* Stated problem
Each line of the data that includes the string "Trump" is to be copied out.
#### The records
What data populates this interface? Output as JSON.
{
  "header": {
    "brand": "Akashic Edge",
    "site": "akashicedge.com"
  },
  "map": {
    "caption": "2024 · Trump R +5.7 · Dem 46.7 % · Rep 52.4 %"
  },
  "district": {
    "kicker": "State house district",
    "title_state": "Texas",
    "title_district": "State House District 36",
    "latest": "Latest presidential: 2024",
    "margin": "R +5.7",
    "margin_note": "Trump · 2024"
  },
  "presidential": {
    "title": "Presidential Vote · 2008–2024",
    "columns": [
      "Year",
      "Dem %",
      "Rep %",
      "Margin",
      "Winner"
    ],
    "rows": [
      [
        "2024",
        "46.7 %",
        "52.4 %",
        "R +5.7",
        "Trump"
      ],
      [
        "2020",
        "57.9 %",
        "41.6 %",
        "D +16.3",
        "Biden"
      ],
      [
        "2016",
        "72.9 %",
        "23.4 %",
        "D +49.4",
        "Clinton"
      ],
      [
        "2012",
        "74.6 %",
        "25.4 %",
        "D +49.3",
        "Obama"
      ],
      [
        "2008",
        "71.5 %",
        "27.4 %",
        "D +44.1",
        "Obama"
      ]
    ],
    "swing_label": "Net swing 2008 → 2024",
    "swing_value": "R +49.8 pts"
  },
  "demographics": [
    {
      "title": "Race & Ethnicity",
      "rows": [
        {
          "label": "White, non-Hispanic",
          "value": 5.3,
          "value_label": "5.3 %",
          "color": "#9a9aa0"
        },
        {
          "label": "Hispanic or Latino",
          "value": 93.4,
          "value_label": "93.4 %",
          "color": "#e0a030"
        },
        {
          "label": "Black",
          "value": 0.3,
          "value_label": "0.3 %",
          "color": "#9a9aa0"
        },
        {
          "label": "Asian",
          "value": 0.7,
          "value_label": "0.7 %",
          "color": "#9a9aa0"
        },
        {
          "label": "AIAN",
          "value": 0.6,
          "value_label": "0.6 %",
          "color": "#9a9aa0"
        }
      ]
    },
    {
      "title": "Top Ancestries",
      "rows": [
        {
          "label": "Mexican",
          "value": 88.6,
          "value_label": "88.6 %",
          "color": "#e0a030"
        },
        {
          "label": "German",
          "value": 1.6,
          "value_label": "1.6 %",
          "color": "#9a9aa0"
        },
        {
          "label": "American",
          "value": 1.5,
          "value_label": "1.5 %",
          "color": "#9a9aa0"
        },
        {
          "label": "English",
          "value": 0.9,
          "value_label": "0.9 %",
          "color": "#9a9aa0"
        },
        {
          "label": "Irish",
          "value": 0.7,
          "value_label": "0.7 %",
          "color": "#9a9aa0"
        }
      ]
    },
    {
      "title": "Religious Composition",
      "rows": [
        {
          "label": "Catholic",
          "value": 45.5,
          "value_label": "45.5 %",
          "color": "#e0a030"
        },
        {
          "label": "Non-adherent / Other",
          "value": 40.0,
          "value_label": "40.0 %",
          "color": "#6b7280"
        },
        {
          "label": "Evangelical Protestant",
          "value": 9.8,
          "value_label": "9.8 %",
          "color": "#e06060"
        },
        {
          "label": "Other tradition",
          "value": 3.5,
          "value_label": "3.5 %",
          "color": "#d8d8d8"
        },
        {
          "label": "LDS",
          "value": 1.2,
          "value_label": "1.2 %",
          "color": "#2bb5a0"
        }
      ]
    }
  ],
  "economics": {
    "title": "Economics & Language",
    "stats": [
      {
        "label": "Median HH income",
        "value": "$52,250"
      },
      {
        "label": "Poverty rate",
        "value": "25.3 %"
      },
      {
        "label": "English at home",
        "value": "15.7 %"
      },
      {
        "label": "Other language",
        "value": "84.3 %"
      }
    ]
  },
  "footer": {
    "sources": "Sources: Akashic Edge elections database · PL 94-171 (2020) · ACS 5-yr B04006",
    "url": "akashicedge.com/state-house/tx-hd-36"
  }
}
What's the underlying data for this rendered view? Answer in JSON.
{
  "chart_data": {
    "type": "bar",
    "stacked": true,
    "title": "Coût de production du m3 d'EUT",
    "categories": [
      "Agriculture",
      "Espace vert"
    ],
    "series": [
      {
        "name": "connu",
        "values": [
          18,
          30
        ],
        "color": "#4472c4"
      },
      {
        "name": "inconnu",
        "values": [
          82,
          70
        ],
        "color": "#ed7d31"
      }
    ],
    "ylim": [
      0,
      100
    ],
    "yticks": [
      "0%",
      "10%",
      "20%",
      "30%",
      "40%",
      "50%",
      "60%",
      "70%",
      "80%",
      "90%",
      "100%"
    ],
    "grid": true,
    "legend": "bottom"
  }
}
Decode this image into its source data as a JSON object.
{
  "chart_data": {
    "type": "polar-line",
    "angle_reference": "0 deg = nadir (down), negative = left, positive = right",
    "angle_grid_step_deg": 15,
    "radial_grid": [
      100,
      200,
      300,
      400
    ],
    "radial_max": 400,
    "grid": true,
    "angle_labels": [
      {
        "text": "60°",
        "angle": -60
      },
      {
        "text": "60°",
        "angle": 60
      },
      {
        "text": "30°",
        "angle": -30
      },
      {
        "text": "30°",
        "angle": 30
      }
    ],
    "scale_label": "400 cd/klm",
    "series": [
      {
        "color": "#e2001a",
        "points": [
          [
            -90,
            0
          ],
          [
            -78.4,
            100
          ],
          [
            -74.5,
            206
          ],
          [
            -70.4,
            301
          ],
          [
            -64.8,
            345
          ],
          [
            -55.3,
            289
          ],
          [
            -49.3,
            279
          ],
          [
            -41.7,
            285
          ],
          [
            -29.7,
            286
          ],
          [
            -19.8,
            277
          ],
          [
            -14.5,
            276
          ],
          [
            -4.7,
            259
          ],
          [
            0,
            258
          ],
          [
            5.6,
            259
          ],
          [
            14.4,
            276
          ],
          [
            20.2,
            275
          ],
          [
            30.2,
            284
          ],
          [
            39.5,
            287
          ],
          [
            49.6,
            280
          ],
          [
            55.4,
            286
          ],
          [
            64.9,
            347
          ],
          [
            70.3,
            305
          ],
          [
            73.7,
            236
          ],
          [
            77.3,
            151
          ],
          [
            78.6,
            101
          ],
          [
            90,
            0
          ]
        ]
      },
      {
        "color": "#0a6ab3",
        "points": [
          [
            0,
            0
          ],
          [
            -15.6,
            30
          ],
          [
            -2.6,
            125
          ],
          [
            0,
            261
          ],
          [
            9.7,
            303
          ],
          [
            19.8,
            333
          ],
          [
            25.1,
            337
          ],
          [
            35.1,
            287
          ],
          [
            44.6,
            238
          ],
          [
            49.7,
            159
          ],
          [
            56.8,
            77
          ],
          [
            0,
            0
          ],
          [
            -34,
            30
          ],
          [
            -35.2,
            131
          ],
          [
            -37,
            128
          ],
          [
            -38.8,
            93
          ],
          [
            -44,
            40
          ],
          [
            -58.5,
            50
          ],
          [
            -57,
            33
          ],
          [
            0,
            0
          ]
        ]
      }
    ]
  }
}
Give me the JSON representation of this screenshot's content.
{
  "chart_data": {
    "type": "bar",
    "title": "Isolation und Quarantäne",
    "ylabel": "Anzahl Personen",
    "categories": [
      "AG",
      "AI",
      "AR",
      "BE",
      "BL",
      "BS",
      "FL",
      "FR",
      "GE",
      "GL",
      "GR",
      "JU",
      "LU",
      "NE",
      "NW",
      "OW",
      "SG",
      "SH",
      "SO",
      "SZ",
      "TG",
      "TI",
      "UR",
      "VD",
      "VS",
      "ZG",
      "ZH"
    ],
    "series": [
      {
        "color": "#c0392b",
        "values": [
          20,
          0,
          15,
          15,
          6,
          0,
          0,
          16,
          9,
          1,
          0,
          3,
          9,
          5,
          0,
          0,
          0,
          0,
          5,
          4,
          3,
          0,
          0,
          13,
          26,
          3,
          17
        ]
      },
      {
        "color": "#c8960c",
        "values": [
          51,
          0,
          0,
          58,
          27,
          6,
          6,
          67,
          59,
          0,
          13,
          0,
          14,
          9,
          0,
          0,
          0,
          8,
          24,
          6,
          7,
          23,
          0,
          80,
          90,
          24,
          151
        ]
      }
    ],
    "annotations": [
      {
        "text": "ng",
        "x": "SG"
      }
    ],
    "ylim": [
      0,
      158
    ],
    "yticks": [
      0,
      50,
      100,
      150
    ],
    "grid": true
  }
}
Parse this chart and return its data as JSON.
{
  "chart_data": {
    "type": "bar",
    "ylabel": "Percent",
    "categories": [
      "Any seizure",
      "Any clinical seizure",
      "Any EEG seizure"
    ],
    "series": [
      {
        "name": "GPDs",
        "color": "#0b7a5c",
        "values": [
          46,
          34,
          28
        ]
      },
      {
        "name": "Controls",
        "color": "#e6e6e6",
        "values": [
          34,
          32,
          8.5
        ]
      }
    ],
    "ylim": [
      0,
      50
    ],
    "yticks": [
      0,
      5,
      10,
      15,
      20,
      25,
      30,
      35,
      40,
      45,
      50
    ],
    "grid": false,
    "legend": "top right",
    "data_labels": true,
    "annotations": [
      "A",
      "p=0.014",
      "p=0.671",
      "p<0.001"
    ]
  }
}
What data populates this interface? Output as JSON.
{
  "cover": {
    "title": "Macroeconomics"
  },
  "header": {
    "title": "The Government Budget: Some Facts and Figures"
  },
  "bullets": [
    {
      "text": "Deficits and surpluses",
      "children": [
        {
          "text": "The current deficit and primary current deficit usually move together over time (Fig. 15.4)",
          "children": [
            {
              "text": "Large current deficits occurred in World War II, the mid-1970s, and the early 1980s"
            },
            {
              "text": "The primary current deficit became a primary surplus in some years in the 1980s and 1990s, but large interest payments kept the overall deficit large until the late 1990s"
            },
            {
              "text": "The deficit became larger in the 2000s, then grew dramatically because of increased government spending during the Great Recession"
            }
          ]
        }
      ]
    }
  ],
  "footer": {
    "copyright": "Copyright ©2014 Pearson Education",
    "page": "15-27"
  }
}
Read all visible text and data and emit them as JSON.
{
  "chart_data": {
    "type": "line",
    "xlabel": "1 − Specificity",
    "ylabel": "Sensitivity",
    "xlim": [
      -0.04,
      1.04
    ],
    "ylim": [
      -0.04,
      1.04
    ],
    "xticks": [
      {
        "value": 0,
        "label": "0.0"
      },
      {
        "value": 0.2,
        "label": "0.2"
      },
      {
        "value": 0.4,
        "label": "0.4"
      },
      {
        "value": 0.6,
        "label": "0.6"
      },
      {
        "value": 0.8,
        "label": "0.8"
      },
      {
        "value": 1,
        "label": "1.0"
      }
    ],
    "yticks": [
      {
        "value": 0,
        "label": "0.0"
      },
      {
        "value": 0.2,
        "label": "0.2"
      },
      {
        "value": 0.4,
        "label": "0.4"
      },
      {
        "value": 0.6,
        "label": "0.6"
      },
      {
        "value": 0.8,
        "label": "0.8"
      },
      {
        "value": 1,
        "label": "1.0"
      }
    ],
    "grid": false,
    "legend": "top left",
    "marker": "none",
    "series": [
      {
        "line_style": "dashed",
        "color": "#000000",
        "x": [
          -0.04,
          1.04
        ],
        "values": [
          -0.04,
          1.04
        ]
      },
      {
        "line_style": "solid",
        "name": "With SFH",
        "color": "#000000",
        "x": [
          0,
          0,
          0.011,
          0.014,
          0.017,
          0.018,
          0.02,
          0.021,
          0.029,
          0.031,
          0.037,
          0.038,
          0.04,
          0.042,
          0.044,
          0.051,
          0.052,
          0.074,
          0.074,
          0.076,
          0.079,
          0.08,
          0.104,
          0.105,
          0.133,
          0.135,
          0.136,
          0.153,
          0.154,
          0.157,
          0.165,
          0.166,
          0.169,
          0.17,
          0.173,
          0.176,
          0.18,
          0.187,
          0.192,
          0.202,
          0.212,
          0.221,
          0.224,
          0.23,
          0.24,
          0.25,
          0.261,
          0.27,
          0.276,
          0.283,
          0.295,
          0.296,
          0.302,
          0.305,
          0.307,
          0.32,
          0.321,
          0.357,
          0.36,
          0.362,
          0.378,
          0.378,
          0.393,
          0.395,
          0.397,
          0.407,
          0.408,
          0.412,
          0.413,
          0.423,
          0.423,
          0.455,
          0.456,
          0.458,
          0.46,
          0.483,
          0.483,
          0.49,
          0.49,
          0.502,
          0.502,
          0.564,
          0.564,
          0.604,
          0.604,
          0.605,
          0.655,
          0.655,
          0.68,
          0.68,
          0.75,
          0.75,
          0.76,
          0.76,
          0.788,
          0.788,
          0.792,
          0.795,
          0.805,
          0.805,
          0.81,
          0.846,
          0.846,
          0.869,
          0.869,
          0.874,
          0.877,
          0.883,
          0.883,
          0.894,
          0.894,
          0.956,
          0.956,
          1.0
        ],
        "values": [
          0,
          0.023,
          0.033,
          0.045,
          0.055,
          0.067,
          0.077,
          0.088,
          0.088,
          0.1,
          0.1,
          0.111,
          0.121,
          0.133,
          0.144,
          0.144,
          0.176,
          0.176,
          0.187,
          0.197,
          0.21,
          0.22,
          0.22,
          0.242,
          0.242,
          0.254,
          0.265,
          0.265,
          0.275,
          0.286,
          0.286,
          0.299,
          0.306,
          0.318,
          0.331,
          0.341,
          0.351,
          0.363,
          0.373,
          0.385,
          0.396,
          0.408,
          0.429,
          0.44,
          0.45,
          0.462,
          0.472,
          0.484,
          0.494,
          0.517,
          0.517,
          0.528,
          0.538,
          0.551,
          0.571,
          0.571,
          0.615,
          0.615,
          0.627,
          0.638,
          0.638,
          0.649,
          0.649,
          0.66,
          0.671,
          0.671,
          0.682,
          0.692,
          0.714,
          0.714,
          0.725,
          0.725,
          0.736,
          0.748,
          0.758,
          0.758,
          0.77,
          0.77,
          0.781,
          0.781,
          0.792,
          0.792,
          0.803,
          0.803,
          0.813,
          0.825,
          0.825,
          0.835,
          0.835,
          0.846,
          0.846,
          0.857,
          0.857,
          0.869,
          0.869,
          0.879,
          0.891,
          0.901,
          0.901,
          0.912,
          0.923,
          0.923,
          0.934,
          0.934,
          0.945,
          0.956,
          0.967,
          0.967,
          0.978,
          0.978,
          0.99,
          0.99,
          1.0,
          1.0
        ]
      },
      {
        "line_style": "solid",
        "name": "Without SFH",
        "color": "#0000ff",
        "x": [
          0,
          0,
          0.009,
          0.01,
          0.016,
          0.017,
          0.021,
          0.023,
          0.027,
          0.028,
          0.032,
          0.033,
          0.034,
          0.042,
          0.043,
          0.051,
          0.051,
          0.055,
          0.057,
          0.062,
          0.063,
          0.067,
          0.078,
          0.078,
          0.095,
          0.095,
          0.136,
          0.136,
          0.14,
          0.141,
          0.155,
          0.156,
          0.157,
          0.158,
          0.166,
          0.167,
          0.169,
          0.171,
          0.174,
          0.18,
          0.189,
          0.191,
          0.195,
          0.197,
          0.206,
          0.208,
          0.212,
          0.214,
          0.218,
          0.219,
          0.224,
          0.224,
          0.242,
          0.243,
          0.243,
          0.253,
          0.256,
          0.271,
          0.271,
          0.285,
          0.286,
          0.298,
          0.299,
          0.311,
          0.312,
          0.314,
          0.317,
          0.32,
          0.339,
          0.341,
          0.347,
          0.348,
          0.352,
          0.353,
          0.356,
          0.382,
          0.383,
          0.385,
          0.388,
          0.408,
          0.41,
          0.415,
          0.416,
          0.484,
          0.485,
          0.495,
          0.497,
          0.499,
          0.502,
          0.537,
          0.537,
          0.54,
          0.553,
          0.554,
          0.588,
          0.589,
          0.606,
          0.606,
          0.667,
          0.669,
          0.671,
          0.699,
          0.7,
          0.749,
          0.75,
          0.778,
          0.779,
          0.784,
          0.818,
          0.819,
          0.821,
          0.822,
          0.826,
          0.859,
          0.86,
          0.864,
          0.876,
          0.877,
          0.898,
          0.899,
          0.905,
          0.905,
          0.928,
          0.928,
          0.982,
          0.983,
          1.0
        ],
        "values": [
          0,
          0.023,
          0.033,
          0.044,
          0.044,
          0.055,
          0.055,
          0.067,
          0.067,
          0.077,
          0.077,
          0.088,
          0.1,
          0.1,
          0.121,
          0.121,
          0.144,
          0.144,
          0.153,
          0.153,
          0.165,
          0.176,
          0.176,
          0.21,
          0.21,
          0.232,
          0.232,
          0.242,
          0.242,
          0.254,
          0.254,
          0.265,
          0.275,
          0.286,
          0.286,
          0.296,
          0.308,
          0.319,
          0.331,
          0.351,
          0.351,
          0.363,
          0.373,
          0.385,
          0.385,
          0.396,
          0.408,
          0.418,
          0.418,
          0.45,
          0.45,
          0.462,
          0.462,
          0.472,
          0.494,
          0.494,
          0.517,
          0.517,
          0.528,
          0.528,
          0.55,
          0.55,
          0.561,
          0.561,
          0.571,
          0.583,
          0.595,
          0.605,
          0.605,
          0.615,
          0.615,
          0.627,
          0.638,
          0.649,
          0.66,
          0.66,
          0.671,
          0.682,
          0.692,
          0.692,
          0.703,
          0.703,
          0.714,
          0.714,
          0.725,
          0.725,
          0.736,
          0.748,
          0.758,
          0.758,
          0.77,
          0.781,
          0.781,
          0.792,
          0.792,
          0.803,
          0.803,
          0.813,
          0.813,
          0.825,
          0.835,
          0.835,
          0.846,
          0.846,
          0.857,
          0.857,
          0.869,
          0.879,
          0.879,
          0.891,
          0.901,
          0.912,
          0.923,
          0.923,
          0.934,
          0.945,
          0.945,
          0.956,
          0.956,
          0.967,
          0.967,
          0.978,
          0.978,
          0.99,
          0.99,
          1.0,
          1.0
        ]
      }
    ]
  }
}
########
* Exercise output
    "caption": "2024 · Trump R +5.7 · Dem 46.7 % · Rep 52.4 %"
    "margin_note": "Trump · 2024"
        "Trump"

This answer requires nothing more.